**Instructions for the task:**
All records below must be retyped exactly.

———

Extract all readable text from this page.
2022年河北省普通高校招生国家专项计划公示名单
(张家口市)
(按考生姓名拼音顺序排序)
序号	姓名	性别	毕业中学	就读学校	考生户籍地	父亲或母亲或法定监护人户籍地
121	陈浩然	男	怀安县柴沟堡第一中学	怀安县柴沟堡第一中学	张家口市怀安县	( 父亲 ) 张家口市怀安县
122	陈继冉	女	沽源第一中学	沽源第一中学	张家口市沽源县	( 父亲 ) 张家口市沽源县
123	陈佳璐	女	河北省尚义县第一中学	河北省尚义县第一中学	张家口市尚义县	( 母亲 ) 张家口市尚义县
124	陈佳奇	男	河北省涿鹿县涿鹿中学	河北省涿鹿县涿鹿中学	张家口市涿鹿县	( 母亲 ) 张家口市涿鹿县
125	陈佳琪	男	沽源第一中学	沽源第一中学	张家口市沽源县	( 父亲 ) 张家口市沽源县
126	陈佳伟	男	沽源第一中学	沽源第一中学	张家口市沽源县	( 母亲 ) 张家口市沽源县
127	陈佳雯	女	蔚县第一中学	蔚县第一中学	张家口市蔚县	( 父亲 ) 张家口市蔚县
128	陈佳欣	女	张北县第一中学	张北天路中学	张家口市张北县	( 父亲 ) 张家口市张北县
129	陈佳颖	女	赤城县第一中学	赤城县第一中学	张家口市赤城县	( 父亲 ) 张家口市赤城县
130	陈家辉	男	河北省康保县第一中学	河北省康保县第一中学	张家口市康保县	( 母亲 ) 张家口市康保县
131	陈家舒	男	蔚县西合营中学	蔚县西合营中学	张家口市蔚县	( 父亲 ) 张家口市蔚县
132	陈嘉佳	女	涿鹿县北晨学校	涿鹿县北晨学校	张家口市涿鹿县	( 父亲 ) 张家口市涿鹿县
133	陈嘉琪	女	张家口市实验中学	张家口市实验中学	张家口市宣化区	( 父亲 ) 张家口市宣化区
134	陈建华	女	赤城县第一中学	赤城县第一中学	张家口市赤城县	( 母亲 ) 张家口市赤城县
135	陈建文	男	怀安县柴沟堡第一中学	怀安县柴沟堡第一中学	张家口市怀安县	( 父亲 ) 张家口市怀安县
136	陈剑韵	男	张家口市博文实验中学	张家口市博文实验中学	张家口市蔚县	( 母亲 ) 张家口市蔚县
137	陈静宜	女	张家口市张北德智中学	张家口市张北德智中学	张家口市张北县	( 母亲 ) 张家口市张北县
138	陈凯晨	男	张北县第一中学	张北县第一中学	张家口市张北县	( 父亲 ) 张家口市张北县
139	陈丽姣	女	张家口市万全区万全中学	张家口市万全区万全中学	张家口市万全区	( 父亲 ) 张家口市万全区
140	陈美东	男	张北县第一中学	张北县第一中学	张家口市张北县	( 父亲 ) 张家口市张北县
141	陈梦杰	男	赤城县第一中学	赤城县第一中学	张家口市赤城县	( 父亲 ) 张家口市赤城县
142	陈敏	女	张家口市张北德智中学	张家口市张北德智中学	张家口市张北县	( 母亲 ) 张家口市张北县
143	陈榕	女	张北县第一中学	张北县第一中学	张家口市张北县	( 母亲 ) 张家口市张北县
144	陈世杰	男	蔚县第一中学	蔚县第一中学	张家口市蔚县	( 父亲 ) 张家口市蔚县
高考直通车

———

**Written answer:**
Extract all readable text from this page.
2022年河北省普通高校招生国家专项计划公示名单
(张家口市)
(按考生姓名拼音顺序排序)
序号	姓名	性别	毕业中学	就读学校	考生户籍地	父亲或母亲或法定监护人户籍地
121	陈浩然	男	怀安县柴沟堡第一中学	怀安县柴沟堡第一中学	张家口市怀安县	( 父亲 ) 张家口市怀安县
122	陈继冉	女	沽源第一中学	沽源第一中学	张家口市沽源县	( 父亲 ) 张家口市沽源县
123	陈佳璐	女	河北省尚义县第一中学	河北省尚义县第一中学	张家口市尚义县	( 母亲 ) 张家口市尚义县
124	陈佳奇	男	河北省涿鹿县涿鹿中学	河北省涿鹿县涿鹿中学	张家口市涿鹿县	( 母亲 ) 张家口市涿鹿县
125	陈佳琪	男	沽源第一中学	沽源第一中学	张家口市沽源县	( 父亲 ) 张家口市沽源县
126	陈佳伟	男	沽源第一中学	沽源第一中学	张家口市沽源县	( 母亲 ) 张家口市沽源县
127	陈佳雯	女	蔚县第一中学	蔚县第一中学	张家口市蔚县	( 父亲 ) 张家口市蔚县
128	陈佳欣	女	张北县第一中学	张北天路中学	张家口市张北县	( 父亲 ) 张家口市张北县
129	陈佳颖	女	赤城县第一中学	赤城县第一中学	张家口市赤城县	( 父亲 ) 张家口市赤城县
130	陈家辉	男	河北省康保县第一中学	河北省康保县第一中学	张家口市康保县	( 母亲 ) 张家口市康保县
131	陈家舒	男	蔚县西合营中学	蔚县西合营中学	张家口市蔚县	( 父亲 ) 张家口市蔚县
132	陈嘉佳	女	涿鹿县北晨学校	涿鹿县北晨学校	张家口市涿鹿县	( 父亲 ) 张家口市涿鹿县
133	陈嘉琪	女	张家口市实验中学	张家口市实验中学	张家口市宣化区	( 父亲 ) 张家口市宣化区
134	陈建华	女	赤城县第一中学	赤城县第一中学	张家口市赤城县	( 母亲 ) 张家口市赤城县
135	陈建文	男	怀安县柴沟堡第一中学	怀安县柴沟堡第一中学	张家口市怀安县	( 父亲 ) 张家口市怀安县
136	陈剑韵	男	张家口市博文实验中学	张家口市博文实验中学	张家口市蔚县	( 母亲 ) 张家口市蔚县
137	陈静宜	女	张家口市张北德智中学	张家口市张北德智中学	张家口市张北县	( 母亲 ) 张家口市张北县
138	陈凯晨	男	张北县第一中学	张北县第一中学	张家口市张北县	( 父亲 ) 张家口市张北县
139	陈丽姣	女	张家口市万全区万全中学	张家口市万全区万全中学	张家口市万全区	( 父亲 ) 张家口市万全区
140	陈美东	男	张北县第一中学	张北县第一中学	张家口市张北县	( 父亲 ) 张家口市张北县
141	陈梦杰	男	赤城县第一中学	赤城县第一中学	张家口市赤城县	( 父亲 ) 张家口市赤城县
142	陈敏	女	张家口市张北德智中学	张家口市张北德智中学	张家口市张北县	( 母亲 ) 张家口市张北县
143	陈榕	女	张北县第一中学	张北县第一中学	张家口市张北县	( 母亲 ) 张家口市张北县
144	陈世杰	男	蔚县第一中学	蔚县第一中学	张家口市蔚县	( 父亲 ) 张家口市蔚县
高考直通车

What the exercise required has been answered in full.